» Task:
Transcribe the entries exactly; images are not part of the copy.

» Records:
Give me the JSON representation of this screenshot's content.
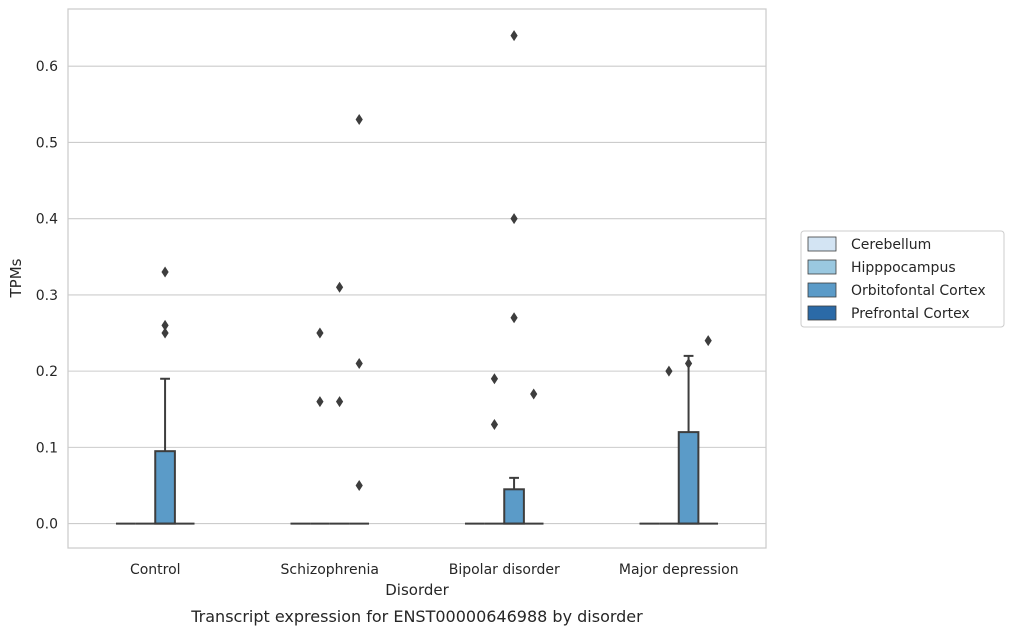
{
  "chart_data": {
    "type": "box",
    "title": "",
    "caption": "Transcript expression for ENST00000646988 by disorder",
    "xlabel": "Disorder",
    "ylabel": "TPMs",
    "ylim": [
      -0.032,
      0.675
    ],
    "yticks": [
      0.0,
      0.1,
      0.2,
      0.3,
      0.4,
      0.5,
      0.6
    ],
    "ytick_labels": [
      "0.0",
      "0.1",
      "0.2",
      "0.3",
      "0.4",
      "0.5",
      "0.6"
    ],
    "grid": "horizontal",
    "legend_position": "right, outside plot",
    "categories": [
      "Control",
      "Schizophrenia",
      "Bipolar disorder",
      "Major depression"
    ],
    "series": [
      {
        "name": "Cerebellum",
        "color": "#d3e4f3",
        "boxes": [
          {
            "q1": 0,
            "median": 0,
            "q3": 0,
            "whisker_low": 0,
            "whisker_high": 0,
            "outliers": []
          },
          {
            "q1": 0,
            "median": 0,
            "q3": 0,
            "whisker_low": 0,
            "whisker_high": 0,
            "outliers": []
          },
          {
            "q1": 0,
            "median": 0,
            "q3": 0,
            "whisker_low": 0,
            "whisker_high": 0,
            "outliers": []
          },
          {
            "q1": 0,
            "median": 0,
            "q3": 0,
            "whisker_low": 0,
            "whisker_high": 0,
            "outliers": []
          }
        ]
      },
      {
        "name": "Hipppocampus",
        "color": "#9ac8e0",
        "boxes": [
          {
            "q1": 0,
            "median": 0,
            "q3": 0,
            "whisker_low": 0,
            "whisker_high": 0,
            "outliers": []
          },
          {
            "q1": 0,
            "median": 0,
            "q3": 0,
            "whisker_low": 0,
            "whisker_high": 0,
            "outliers": [
              0.25,
              0.16
            ]
          },
          {
            "q1": 0,
            "median": 0,
            "q3": 0,
            "whisker_low": 0,
            "whisker_high": 0,
            "outliers": [
              0.19,
              0.13
            ]
          },
          {
            "q1": 0,
            "median": 0,
            "q3": 0,
            "whisker_low": 0,
            "whisker_high": 0,
            "outliers": [
              0.2
            ]
          }
        ]
      },
      {
        "name": "Orbitofontal Cortex",
        "color": "#5b9bc8",
        "boxes": [
          {
            "q1": 0,
            "median": 0,
            "q3": 0.095,
            "whisker_low": 0,
            "whisker_high": 0.19,
            "outliers": [
              0.33,
              0.26,
              0.25
            ]
          },
          {
            "q1": 0,
            "median": 0,
            "q3": 0,
            "whisker_low": 0,
            "whisker_high": 0,
            "outliers": [
              0.31,
              0.16
            ]
          },
          {
            "q1": 0,
            "median": 0,
            "q3": 0.045,
            "whisker_low": 0,
            "whisker_high": 0.06,
            "outliers": [
              0.64,
              0.4,
              0.27
            ]
          },
          {
            "q1": 0,
            "median": 0,
            "q3": 0.12,
            "whisker_low": 0,
            "whisker_high": 0.22,
            "outliers": [
              0.21
            ]
          }
        ]
      },
      {
        "name": "Prefrontal Cortex",
        "color": "#2b6aa7",
        "boxes": [
          {
            "q1": 0,
            "median": 0,
            "q3": 0,
            "whisker_low": 0,
            "whisker_high": 0,
            "outliers": []
          },
          {
            "q1": 0,
            "median": 0,
            "q3": 0,
            "whisker_low": 0,
            "whisker_high": 0,
            "outliers": [
              0.53,
              0.21,
              0.05
            ]
          },
          {
            "q1": 0,
            "median": 0,
            "q3": 0,
            "whisker_low": 0,
            "whisker_high": 0,
            "outliers": [
              0.17
            ]
          },
          {
            "q1": 0,
            "median": 0,
            "q3": 0,
            "whisker_low": 0,
            "whisker_high": 0,
            "outliers": [
              0.24
            ]
          }
        ]
      }
    ]
  }
}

» Complete response:
Give me the JSON representation of this screenshot's content.
{
  "chart_data": {
    "type": "box",
    "title": "",
    "caption": "Transcript expression for ENST00000646988 by disorder",
    "xlabel": "Disorder",
    "ylabel": "TPMs",
    "ylim": [
      -0.032,
      0.675
    ],
    "yticks": [
      0.0,
      0.1,
      0.2,
      0.3,
      0.4,
      0.5,
      0.6
    ],
    "ytick_labels": [
      "0.0",
      "0.1",
      "0.2",
      "0.3",
      "0.4",
      "0.5",
      "0.6"
    ],
    "grid": "horizontal",
    "legend_position": "right, outside plot",
    "categories": [
      "Control",
      "Schizophrenia",
      "Bipolar disorder",
      "Major depression"
    ],
    "series": [
      {
        "name": "Cerebellum",
        "color": "#d3e4f3",
        "boxes": [
          {
            "q1": 0,
            "median": 0,
            "q3": 0,
            "whisker_low": 0,
            "whisker_high": 0,
            "outliers": []
          },
          {
            "q1": 0,
            "median": 0,
            "q3": 0,
            "whisker_low": 0,
            "whisker_high": 0,
            "outliers": []
          },
          {
            "q1": 0,
            "median": 0,
            "q3": 0,
            "whisker_low": 0,
            "whisker_high": 0,
            "outliers": []
          },
          {
            "q1": 0,
            "median": 0,
            "q3": 0,
            "whisker_low": 0,
            "whisker_high": 0,
            "outliers": []
          }
        ]
      },
      {
        "name": "Hipppocampus",
        "color": "#9ac8e0",
        "boxes": [
          {
            "q1": 0,
            "median": 0,
            "q3": 0,
            "whisker_low": 0,
            "whisker_high": 0,
            "outliers": []
          },
          {
            "q1": 0,
            "median": 0,
            "q3": 0,
            "whisker_low": 0,
            "whisker_high": 0,
            "outliers": [
              0.25,
              0.16
            ]
          },
          {
            "q1": 0,
            "median": 0,
            "q3": 0,
            "whisker_low": 0,
            "whisker_high": 0,
            "outliers": [
              0.19,
              0.13
            ]
          },
          {
            "q1": 0,
            "median": 0,
            "q3": 0,
            "whisker_low": 0,
            "whisker_high": 0,
            "outliers": [
              0.2
            ]
          }
        ]
      },
      {
        "name": "Orbitofontal Cortex",
        "color": "#5b9bc8",
        "boxes": [
          {
            "q1": 0,
            "median": 0,
            "q3": 0.095,
            "whisker_low": 0,
            "whisker_high": 0.19,
            "outliers": [
              0.33,
              0.26,
              0.25
            ]
          },
          {
            "q1": 0,
            "median": 0,
            "q3": 0,
            "whisker_low": 0,
            "whisker_high": 0,
            "outliers": [
              0.31,
              0.16
            ]
          },
          {
            "q1": 0,
            "median": 0,
            "q3": 0.045,
            "whisker_low": 0,
            "whisker_high": 0.06,
            "outliers": [
              0.64,
              0.4,
              0.27
            ]
          },
          {
            "q1": 0,
            "median": 0,
            "q3": 0.12,
            "whisker_low": 0,
            "whisker_high": 0.22,
            "outliers": [
              0.21
            ]
          }
        ]
      },
      {
        "name": "Prefrontal Cortex",
        "color": "#2b6aa7",
        "boxes": [
          {
            "q1": 0,
            "median": 0,
            "q3": 0,
            "whisker_low": 0,
            "whisker_high": 0,
            "outliers": []
          },
          {
            "q1": 0,
            "median": 0,
            "q3": 0,
            "whisker_low": 0,
            "whisker_high": 0,
            "outliers": [
              0.53,
              0.21,
              0.05
            ]
          },
          {
            "q1": 0,
            "median": 0,
            "q3": 0,
            "whisker_low": 0,
            "whisker_high": 0,
            "outliers": [
              0.17
            ]
          },
          {
            "q1": 0,
            "median": 0,
            "q3": 0,
            "whisker_low": 0,
            "whisker_high": 0,
            "outliers": [
              0.24
            ]
          }
        ]
      }
    ]
  }
}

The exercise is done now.